THE TASK
Reproduce the listing below in its entirety. Change nothing.
════════
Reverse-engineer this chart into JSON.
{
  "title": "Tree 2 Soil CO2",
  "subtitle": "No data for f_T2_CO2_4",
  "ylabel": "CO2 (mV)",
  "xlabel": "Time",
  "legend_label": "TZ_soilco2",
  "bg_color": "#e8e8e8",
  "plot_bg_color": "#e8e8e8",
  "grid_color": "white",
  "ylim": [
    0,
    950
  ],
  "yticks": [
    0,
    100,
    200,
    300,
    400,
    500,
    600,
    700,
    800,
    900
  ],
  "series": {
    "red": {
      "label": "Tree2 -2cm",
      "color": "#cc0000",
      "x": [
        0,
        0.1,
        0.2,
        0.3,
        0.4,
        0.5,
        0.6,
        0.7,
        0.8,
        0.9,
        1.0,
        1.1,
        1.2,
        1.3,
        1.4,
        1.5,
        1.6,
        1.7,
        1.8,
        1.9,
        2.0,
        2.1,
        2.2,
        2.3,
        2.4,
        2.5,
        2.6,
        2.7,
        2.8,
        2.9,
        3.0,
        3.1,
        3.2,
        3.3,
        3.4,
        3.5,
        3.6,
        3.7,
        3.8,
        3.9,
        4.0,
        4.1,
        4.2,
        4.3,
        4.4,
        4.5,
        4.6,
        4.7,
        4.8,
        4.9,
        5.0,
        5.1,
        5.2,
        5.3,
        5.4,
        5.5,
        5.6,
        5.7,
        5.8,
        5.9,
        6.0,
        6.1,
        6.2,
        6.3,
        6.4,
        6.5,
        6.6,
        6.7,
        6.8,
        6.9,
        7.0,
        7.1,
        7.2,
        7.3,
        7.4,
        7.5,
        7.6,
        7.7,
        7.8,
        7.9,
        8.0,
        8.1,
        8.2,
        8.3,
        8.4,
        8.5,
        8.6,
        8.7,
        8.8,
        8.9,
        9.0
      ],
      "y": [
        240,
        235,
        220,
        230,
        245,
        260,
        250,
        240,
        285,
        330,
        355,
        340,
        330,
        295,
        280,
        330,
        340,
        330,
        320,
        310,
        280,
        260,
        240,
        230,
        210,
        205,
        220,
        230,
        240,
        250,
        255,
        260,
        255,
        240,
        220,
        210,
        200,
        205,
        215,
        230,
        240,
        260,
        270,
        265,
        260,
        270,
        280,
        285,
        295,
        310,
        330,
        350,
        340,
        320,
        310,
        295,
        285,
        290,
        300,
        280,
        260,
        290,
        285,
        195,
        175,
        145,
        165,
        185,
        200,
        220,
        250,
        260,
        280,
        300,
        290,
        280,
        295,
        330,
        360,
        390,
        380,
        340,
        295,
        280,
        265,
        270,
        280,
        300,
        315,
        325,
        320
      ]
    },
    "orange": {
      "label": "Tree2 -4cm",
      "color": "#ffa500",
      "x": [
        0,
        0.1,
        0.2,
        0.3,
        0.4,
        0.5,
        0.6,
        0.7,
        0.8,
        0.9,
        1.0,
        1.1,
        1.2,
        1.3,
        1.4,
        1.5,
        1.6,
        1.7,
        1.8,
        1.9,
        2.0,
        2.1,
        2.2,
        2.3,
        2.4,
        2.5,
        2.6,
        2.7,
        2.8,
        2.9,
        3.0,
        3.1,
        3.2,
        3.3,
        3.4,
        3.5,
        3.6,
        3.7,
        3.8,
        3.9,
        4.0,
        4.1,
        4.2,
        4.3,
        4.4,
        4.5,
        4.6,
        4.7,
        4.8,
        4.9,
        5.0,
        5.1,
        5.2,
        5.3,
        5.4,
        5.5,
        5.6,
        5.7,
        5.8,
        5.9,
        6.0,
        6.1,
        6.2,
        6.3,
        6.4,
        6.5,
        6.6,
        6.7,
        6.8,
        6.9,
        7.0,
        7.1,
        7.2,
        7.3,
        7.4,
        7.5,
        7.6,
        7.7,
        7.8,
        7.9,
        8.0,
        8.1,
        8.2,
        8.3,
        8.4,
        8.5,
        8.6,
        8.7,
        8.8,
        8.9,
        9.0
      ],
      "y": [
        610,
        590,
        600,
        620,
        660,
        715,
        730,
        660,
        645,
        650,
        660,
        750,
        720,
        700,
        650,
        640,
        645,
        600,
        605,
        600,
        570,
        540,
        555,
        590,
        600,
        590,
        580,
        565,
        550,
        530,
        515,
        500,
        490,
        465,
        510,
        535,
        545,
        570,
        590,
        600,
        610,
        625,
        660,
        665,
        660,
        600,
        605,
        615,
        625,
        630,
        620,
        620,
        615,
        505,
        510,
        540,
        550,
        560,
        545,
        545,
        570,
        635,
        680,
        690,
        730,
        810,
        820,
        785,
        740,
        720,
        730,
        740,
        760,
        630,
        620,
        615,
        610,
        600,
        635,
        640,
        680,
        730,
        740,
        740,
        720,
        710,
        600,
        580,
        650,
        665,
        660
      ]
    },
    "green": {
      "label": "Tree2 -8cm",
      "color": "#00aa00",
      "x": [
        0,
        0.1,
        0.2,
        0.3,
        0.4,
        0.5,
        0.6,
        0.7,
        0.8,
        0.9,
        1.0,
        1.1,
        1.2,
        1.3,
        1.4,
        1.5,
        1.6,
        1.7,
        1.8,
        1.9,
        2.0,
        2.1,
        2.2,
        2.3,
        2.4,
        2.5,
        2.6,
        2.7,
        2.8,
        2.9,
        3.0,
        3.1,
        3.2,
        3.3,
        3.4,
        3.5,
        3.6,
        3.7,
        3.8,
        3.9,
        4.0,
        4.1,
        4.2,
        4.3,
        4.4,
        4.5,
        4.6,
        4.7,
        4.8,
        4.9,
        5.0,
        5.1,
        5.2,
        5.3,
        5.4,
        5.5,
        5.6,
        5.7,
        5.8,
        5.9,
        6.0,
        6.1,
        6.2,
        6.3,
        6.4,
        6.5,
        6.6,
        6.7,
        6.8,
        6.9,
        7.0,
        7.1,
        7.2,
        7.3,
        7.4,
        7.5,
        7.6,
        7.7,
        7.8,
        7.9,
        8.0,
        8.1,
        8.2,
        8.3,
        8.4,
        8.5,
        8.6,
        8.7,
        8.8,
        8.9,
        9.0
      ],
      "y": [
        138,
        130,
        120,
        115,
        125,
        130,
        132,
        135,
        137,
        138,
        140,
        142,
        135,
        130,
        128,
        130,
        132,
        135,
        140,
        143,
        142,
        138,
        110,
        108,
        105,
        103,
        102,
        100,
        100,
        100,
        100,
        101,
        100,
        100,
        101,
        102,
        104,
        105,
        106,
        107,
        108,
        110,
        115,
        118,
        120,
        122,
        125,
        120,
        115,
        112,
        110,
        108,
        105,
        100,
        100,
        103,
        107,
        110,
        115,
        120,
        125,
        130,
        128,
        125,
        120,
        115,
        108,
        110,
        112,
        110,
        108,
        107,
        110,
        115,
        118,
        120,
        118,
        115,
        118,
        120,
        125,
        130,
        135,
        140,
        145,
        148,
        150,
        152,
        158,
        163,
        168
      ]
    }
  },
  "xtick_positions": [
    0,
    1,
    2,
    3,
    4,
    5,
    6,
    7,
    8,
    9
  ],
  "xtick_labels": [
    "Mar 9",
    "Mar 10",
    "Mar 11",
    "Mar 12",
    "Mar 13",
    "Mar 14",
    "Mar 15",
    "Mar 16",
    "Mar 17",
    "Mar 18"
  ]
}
════════
RESPONSE TO THE TASK
Reverse-engineer this chart into JSON.
{
  "title": "Tree 2 Soil CO2",
  "subtitle": "No data for f_T2_CO2_4",
  "ylabel": "CO2 (mV)",
  "xlabel": "Time",
  "legend_label": "TZ_soilco2",
  "bg_color": "#e8e8e8",
  "plot_bg_color": "#e8e8e8",
  "grid_color": "white",
  "ylim": [
    0,
    950
  ],
  "yticks": [
    0,
    100,
    200,
    300,
    400,
    500,
    600,
    700,
    800,
    900
  ],
  "series": {
    "red": {
      "label": "Tree2 -2cm",
      "color": "#cc0000",
      "x": [
        0,
        0.1,
        0.2,
        0.3,
        0.4,
        0.5,
        0.6,
        0.7,
        0.8,
        0.9,
        1.0,
        1.1,
        1.2,
        1.3,
        1.4,
        1.5,
        1.6,
        1.7,
        1.8,
        1.9,
        2.0,
        2.1,
        2.2,
        2.3,
        2.4,
        2.5,
        2.6,
        2.7,
        2.8,
        2.9,
        3.0,
        3.1,
        3.2,
        3.3,
        3.4,
        3.5,
        3.6,
        3.7,
        3.8,
        3.9,
        4.0,
        4.1,
        4.2,
        4.3,
        4.4,
        4.5,
        4.6,
        4.7,
        4.8,
        4.9,
        5.0,
        5.1,
        5.2,
        5.3,
        5.4,
        5.5,
        5.6,
        5.7,
        5.8,
        5.9,
        6.0,
        6.1,
        6.2,
        6.3,
        6.4,
        6.5,
        6.6,
        6.7,
        6.8,
        6.9,
        7.0,
        7.1,
        7.2,
        7.3,
        7.4,
        7.5,
        7.6,
        7.7,
        7.8,
        7.9,
        8.0,
        8.1,
        8.2,
        8.3,
        8.4,
        8.5,
        8.6,
        8.7,
        8.8,
        8.9,
        9.0
      ],
      "y": [
        240,
        235,
        220,
        230,
        245,
        260,
        250,
        240,
        285,
        330,
        355,
        340,
        330,
        295,
        280,
        330,
        340,
        330,
        320,
        310,
        280,
        260,
        240,
        230,
        210,
        205,
        220,
        230,
        240,
        250,
        255,
        260,
        255,
        240,
        220,
        210,
        200,
        205,
        215,
        230,
        240,
        260,
        270,
        265,
        260,
        270,
        280,
        285,
        295,
        310,
        330,
        350,
        340,
        320,
        310,
        295,
        285,
        290,
        300,
        280,
        260,
        290,
        285,
        195,
        175,
        145,
        165,
        185,
        200,
        220,
        250,
        260,
        280,
        300,
        290,
        280,
        295,
        330,
        360,
        390,
        380,
        340,
        295,
        280,
        265,
        270,
        280,
        300,
        315,
        325,
        320
      ]
    },
    "orange": {
      "label": "Tree2 -4cm",
      "color": "#ffa500",
      "x": [
        0,
        0.1,
        0.2,
        0.3,
        0.4,
        0.5,
        0.6,
        0.7,
        0.8,
        0.9,
        1.0,
        1.1,
        1.2,
        1.3,
        1.4,
        1.5,
        1.6,
        1.7,
        1.8,
        1.9,
        2.0,
        2.1,
        2.2,
        2.3,
        2.4,
        2.5,
        2.6,
        2.7,
        2.8,
        2.9,
        3.0,
        3.1,
        3.2,
        3.3,
        3.4,
        3.5,
        3.6,
        3.7,
        3.8,
        3.9,
        4.0,
        4.1,
        4.2,
        4.3,
        4.4,
        4.5,
        4.6,
        4.7,
        4.8,
        4.9,
        5.0,
        5.1,
        5.2,
        5.3,
        5.4,
        5.5,
        5.6,
        5.7,
        5.8,
        5.9,
        6.0,
        6.1,
        6.2,
        6.3,
        6.4,
        6.5,
        6.6,
        6.7,
        6.8,
        6.9,
        7.0,
        7.1,
        7.2,
        7.3,
        7.4,
        7.5,
        7.6,
        7.7,
        7.8,
        7.9,
        8.0,
        8.1,
        8.2,
        8.3,
        8.4,
        8.5,
        8.6,
        8.7,
        8.8,
        8.9,
        9.0
      ],
      "y": [
        610,
        590,
        600,
        620,
        660,
        715,
        730,
        660,
        645,
        650,
        660,
        750,
        720,
        700,
        650,
        640,
        645,
        600,
        605,
        600,
        570,
        540,
        555,
        590,
        600,
        590,
        580,
        565,
        550,
        530,
        515,
        500,
        490,
        465,
        510,
        535,
        545,
        570,
        590,
        600,
        610,
        625,
        660,
        665,
        660,
        600,
        605,
        615,
        625,
        630,
        620,
        620,
        615,
        505,
        510,
        540,
        550,
        560,
        545,
        545,
        570,
        635,
        680,
        690,
        730,
        810,
        820,
        785,
        740,
        720,
        730,
        740,
        760,
        630,
        620,
        615,
        610,
        600,
        635,
        640,
        680,
        730,
        740,
        740,
        720,
        710,
        600,
        580,
        650,
        665,
        660
      ]
    },
    "green": {
      "label": "Tree2 -8cm",
      "color": "#00aa00",
      "x": [
        0,
        0.1,
        0.2,
        0.3,
        0.4,
        0.5,
        0.6,
        0.7,
        0.8,
        0.9,
        1.0,
        1.1,
        1.2,
        1.3,
        1.4,
        1.5,
        1.6,
        1.7,
        1.8,
        1.9,
        2.0,
        2.1,
        2.2,
        2.3,
        2.4,
        2.5,
        2.6,
        2.7,
        2.8,
        2.9,
        3.0,
        3.1,
        3.2,
        3.3,
        3.4,
        3.5,
        3.6,
        3.7,
        3.8,
        3.9,
        4.0,
        4.1,
        4.2,
        4.3,
        4.4,
        4.5,
        4.6,
        4.7,
        4.8,
        4.9,
        5.0,
        5.1,
        5.2,
        5.3,
        5.4,
        5.5,
        5.6,
        5.7,
        5.8,
        5.9,
        6.0,
        6.1,
        6.2,
        6.3,
        6.4,
        6.5,
        6.6,
        6.7,
        6.8,
        6.9,
        7.0,
        7.1,
        7.2,
        7.3,
        7.4,
        7.5,
        7.6,
        7.7,
        7.8,
        7.9,
        8.0,
        8.1,
        8.2,
        8.3,
        8.4,
        8.5,
        8.6,
        8.7,
        8.8,
        8.9,
        9.0
      ],
      "y": [
        138,
        130,
        120,
        115,
        125,
        130,
        132,
        135,
        137,
        138,
        140,
        142,
        135,
        130,
        128,
        130,
        132,
        135,
        140,
        143,
        142,
        138,
        110,
        108,
        105,
        103,
        102,
        100,
        100,
        100,
        100,
        101,
        100,
        100,
        101,
        102,
        104,
        105,
        106,
        107,
        108,
        110,
        115,
        118,
        120,
        122,
        125,
        120,
        115,
        112,
        110,
        108,
        105,
        100,
        100,
        103,
        107,
        110,
        115,
        120,
        125,
        130,
        128,
        125,
        120,
        115,
        108,
        110,
        112,
        110,
        108,
        107,
        110,
        115,
        118,
        120,
        118,
        115,
        118,
        120,
        125,
        130,
        135,
        140,
        145,
        148,
        150,
        152,
        158,
        163,
        168
      ]
    }
  },
  "xtick_positions": [
    0,
    1,
    2,
    3,
    4,
    5,
    6,
    7,
    8,
    9
  ],
  "xtick_labels": [
    "Mar 9",
    "Mar 10",
    "Mar 11",
    "Mar 12",
    "Mar 13",
    "Mar 14",
    "Mar 15",
    "Mar 16",
    "Mar 17",
    "Mar 18"
  ]
}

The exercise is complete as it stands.